PROBLEM STATEMENT ::
Identify each line in the entries below that contains the word "area" and copy those lines.

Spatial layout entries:

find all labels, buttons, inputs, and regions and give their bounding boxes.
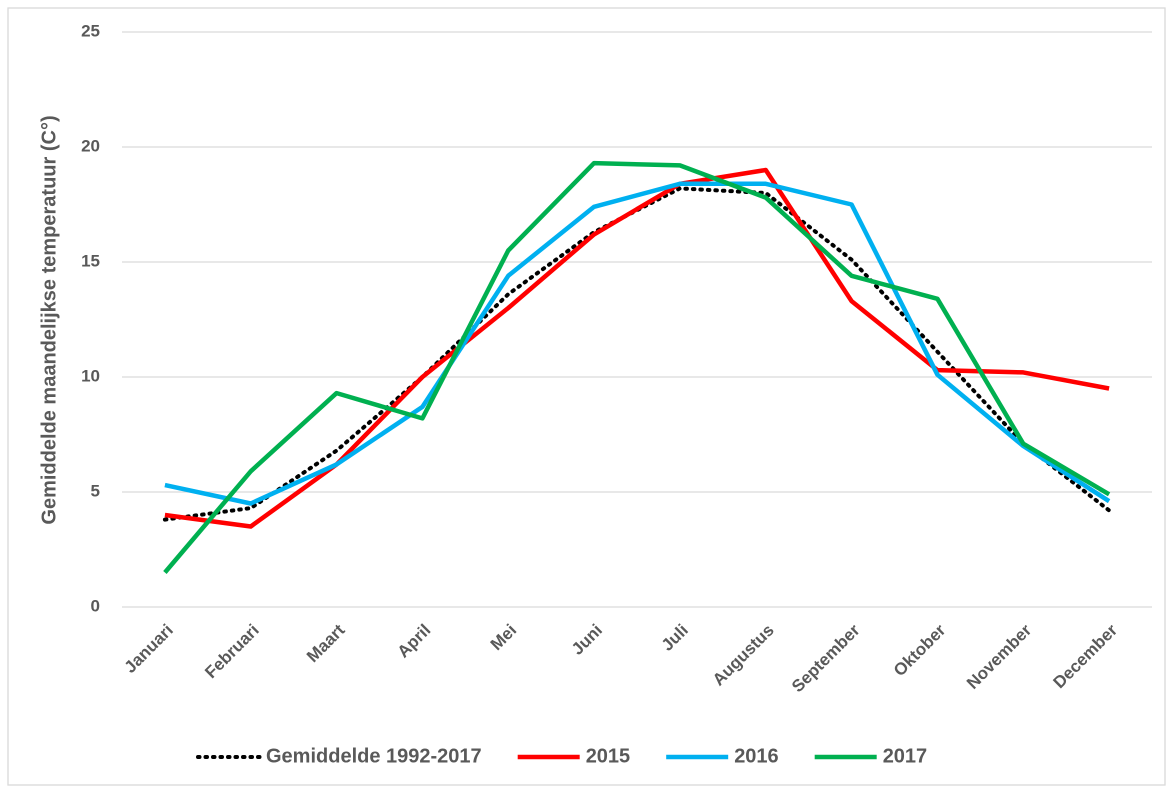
series-line	[163, 160, 1111, 574]
series-line	[164, 167, 1110, 529]
y-tick-label: 20	[81, 136, 100, 155]
legend-label: 2016	[734, 745, 779, 767]
y-tick-label: 0	[91, 596, 100, 615]
legend-label: 2015	[586, 745, 631, 767]
chart-frame	[7, 7, 1166, 786]
y-tick-label: 10	[81, 366, 100, 385]
y-tick-label: 15	[81, 251, 100, 270]
legend-label: Gemiddelde 1992-2017	[266, 745, 482, 767]
series-line	[164, 181, 1111, 506]
y-tick-label: 5	[91, 481, 100, 500]
legend-label: 2017	[883, 745, 928, 767]
y-axis-title: Gemiddelde maandelijkse temperatuur (C°)	[38, 115, 60, 524]
y-tick-label: 25	[81, 21, 100, 40]
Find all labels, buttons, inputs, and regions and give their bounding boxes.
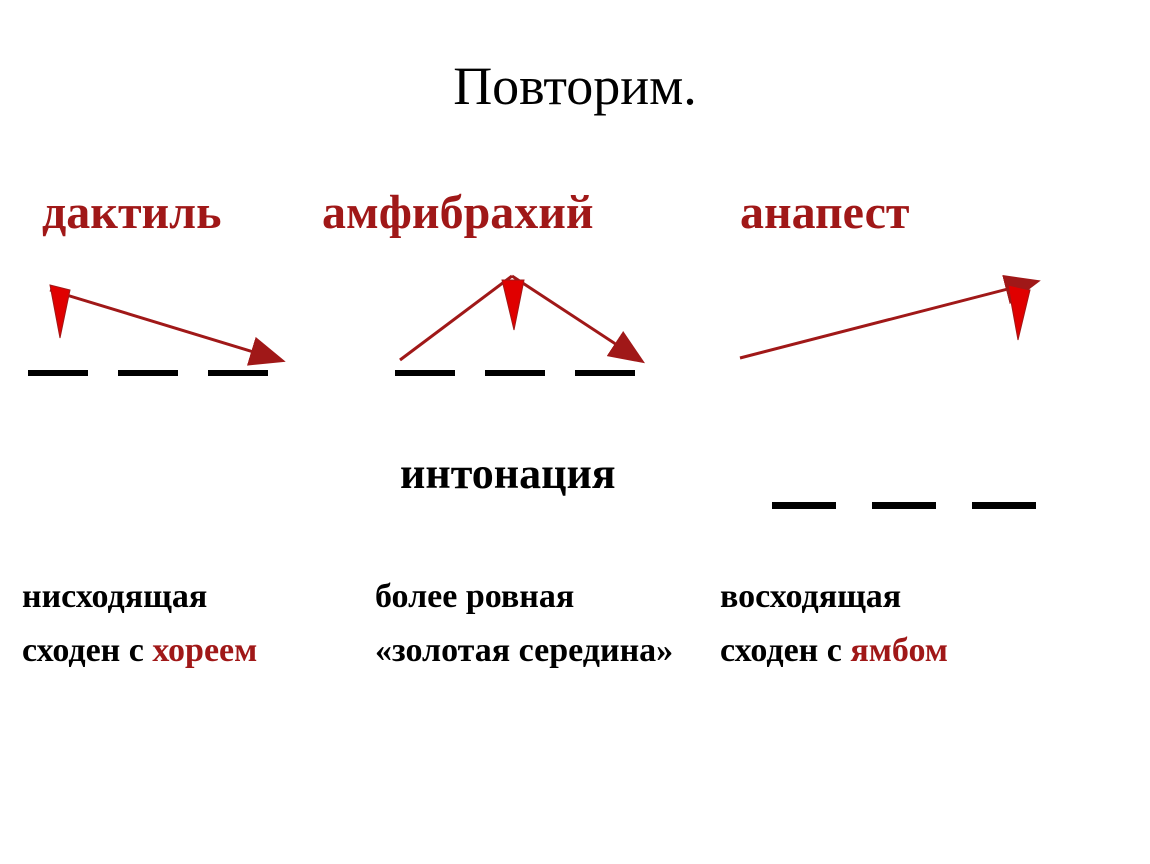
intonation-arrow bbox=[740, 282, 1035, 358]
dash bbox=[208, 370, 268, 376]
desc-daktil: нисходящаясходен с хореем bbox=[22, 570, 257, 679]
stress-triangle bbox=[50, 285, 70, 338]
diagram-anapest bbox=[740, 282, 1036, 509]
stress-triangle bbox=[1008, 285, 1030, 340]
diagram-svg bbox=[0, 0, 1150, 864]
intonation-line-up bbox=[400, 276, 512, 360]
stress-triangle bbox=[502, 280, 524, 330]
dash bbox=[118, 370, 178, 376]
dash bbox=[972, 502, 1036, 509]
dash bbox=[395, 370, 455, 376]
desc-anapest: восходящаясходен с ямбом bbox=[720, 570, 948, 679]
dash bbox=[485, 370, 545, 376]
dash bbox=[28, 370, 88, 376]
desc-amfibrachiy: более ровная«золотая середина» bbox=[375, 570, 673, 679]
dash bbox=[772, 502, 836, 509]
dash bbox=[872, 502, 936, 509]
intonation-arrow bbox=[50, 290, 280, 360]
dash bbox=[575, 370, 635, 376]
intonation-arrow bbox=[512, 276, 640, 360]
diagram-daktil bbox=[28, 285, 280, 376]
diagram-amfibrachiy bbox=[395, 276, 640, 376]
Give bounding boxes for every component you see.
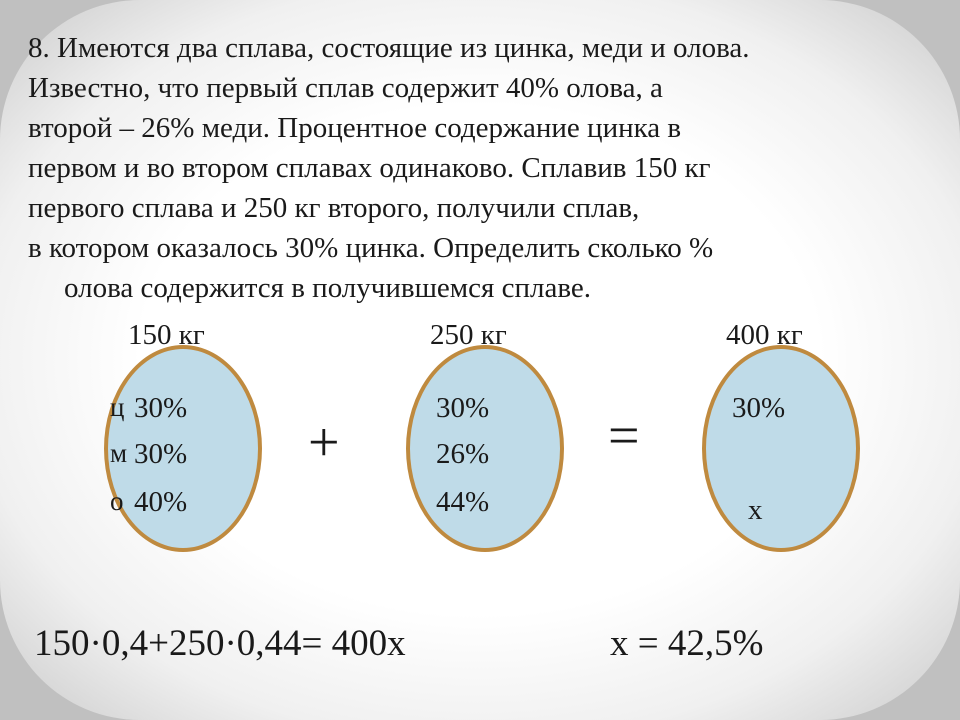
legend-tin: о bbox=[110, 487, 124, 515]
alloy-2-zinc: 30% bbox=[436, 393, 489, 423]
alloy-1-tin: 40% bbox=[134, 487, 187, 517]
problem-line-2: Известно, что первый сплав содержит 40% … bbox=[28, 68, 948, 108]
problem-line-7: олова содержится в получившемся сплаве. bbox=[28, 268, 948, 308]
alloy-3-zinc: 30% bbox=[732, 393, 785, 423]
problem-line-5: первого сплава и 250 кг второго, получил… bbox=[28, 188, 948, 228]
problem-line-6: в котором оказалось 30% цинка. Определит… bbox=[28, 228, 948, 268]
problem-line-3: второй – 26% меди. Процентное содержание… bbox=[28, 108, 948, 148]
alloy-1-copper: 30% bbox=[134, 439, 187, 469]
slide-card: 8. Имеются два сплава, состоящие из цинк… bbox=[0, 0, 960, 720]
alloy-2-mass: 250 кг bbox=[430, 320, 507, 350]
problem-line-1: 8. Имеются два сплава, состоящие из цинк… bbox=[28, 28, 948, 68]
answer: x = 42,5% bbox=[610, 625, 763, 662]
alloy-1-mass: 150 кг bbox=[128, 320, 205, 350]
alloy-3-mass: 400 кг bbox=[726, 320, 803, 350]
problem-line-4: первом и во втором сплавах одинаково. Сп… bbox=[28, 148, 948, 188]
equals-operator: = bbox=[608, 408, 640, 464]
alloy-3-tin-x: x bbox=[748, 495, 763, 525]
equation: 150·0,4+250·0,44= 400x bbox=[34, 625, 406, 662]
legend-copper: м bbox=[110, 439, 127, 467]
problem-text: 8. Имеются два сплава, состоящие из цинк… bbox=[28, 28, 948, 308]
alloy-ellipse-3 bbox=[702, 345, 860, 552]
plus-operator: + bbox=[308, 415, 340, 471]
legend-zinc: ц bbox=[110, 393, 124, 421]
alloy-2-tin: 44% bbox=[436, 487, 489, 517]
alloy-2-copper: 26% bbox=[436, 439, 489, 469]
alloy-1-zinc: 30% bbox=[134, 393, 187, 423]
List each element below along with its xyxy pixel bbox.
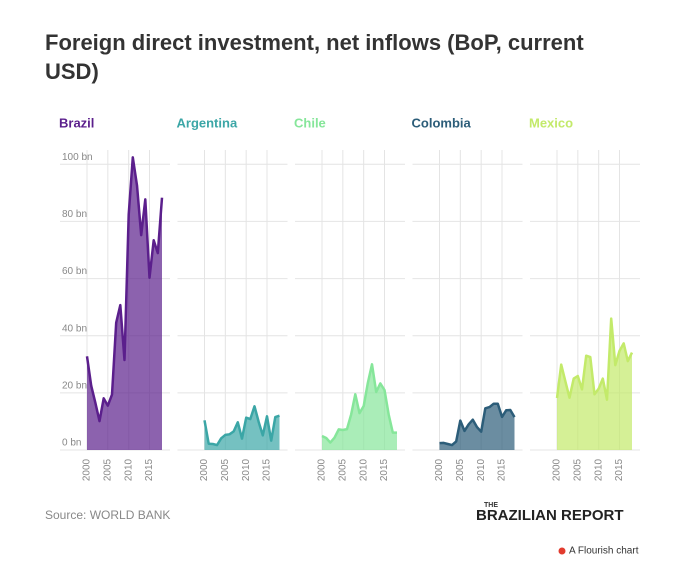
y-tick-label: 20 bn	[62, 380, 87, 391]
x-tick-label: 2000	[552, 458, 563, 481]
x-tick-label: 2005	[572, 458, 583, 481]
area	[322, 364, 397, 450]
x-tick-label: 2005	[455, 458, 466, 481]
x-tick-label: 2015	[262, 458, 273, 481]
facet-title: Mexico	[529, 115, 573, 130]
credit: A Flourish chart	[569, 546, 639, 557]
facet-title: Chile	[294, 115, 326, 130]
logo-top: THE	[484, 502, 498, 509]
x-tick-label: 2010	[241, 458, 252, 481]
facet-title: Colombia	[412, 115, 472, 130]
line	[85, 156, 164, 423]
y-tick-label: 60 bn	[62, 266, 87, 277]
y-tick-label: 80 bn	[62, 209, 87, 220]
x-tick-label: 2015	[379, 458, 390, 481]
x-tick-label: 2005	[220, 458, 231, 481]
area	[204, 406, 280, 450]
facet-title: Brazil	[59, 115, 94, 130]
line	[321, 363, 397, 444]
facet-title: Argentina	[177, 115, 238, 130]
credit-icon	[558, 547, 566, 555]
logo: BRAZILIAN REPORT	[476, 507, 624, 524]
y-tick-label: 100 bn	[62, 152, 93, 163]
source: Source: WORLD BANK	[45, 508, 170, 522]
line	[439, 402, 516, 447]
x-tick-label: 2005	[337, 458, 348, 481]
x-tick-label: 2000	[82, 458, 93, 481]
x-tick-label: 2010	[358, 458, 369, 481]
x-tick-label: 2000	[434, 458, 445, 481]
x-tick-label: 2000	[199, 458, 210, 481]
y-tick-label: 40 bn	[62, 323, 87, 334]
x-tick-label: 2010	[476, 458, 487, 481]
chart-title: Foreign direct investment, net inflows (…	[45, 30, 584, 84]
x-tick-label: 2015	[144, 458, 155, 481]
x-tick-label: 2015	[497, 458, 508, 481]
x-tick-label: 2010	[123, 458, 134, 481]
x-tick-label: 2005	[102, 458, 113, 481]
x-tick-label: 2000	[317, 458, 328, 481]
x-tick-label: 2010	[593, 458, 604, 481]
y-tick-label: 0 bn	[62, 438, 81, 449]
area	[439, 403, 515, 450]
x-tick-label: 2015	[614, 458, 625, 481]
line	[555, 317, 634, 401]
line	[203, 405, 280, 447]
area	[87, 157, 162, 450]
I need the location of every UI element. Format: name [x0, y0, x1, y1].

TASK RESPONSE ::
area	[322, 364, 397, 450]
area	[204, 406, 280, 450]
area	[439, 403, 515, 450]
area	[87, 157, 162, 450]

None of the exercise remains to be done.